◆ **TASK PROMPT**:
Locate the word "Wiener" in the material, then show every line that holds it.

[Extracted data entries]
* start *

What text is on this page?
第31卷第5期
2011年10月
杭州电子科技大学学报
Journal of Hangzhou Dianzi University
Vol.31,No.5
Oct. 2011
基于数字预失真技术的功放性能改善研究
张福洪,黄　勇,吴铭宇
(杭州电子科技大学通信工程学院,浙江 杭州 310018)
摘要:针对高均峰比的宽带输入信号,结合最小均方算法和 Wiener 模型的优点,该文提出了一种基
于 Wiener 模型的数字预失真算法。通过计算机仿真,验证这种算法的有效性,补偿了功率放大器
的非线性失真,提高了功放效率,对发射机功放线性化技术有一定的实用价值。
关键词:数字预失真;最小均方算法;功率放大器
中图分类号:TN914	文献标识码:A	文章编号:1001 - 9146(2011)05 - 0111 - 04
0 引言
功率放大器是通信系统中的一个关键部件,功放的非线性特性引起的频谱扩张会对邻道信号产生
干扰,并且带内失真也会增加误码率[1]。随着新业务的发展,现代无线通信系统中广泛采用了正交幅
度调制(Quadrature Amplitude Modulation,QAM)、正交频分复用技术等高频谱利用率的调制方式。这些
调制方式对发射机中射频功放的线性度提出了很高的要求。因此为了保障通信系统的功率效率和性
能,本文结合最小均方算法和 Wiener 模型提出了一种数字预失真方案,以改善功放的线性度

* end *

◆ **RESULT OF THIS EXERCISE**:
摘要:针对高均峰比的宽带输入信号,结合最小均方算法和 Wiener 模型的优点,该文提出了一种基
于 Wiener 模型的数字预失真算法。通过计算机仿真,验证这种算法的有效性,补偿了功率放大器
能,本文结合最小均方算法和 Wiener 模型提出了一种数字预失真方案,以改善功放的线性度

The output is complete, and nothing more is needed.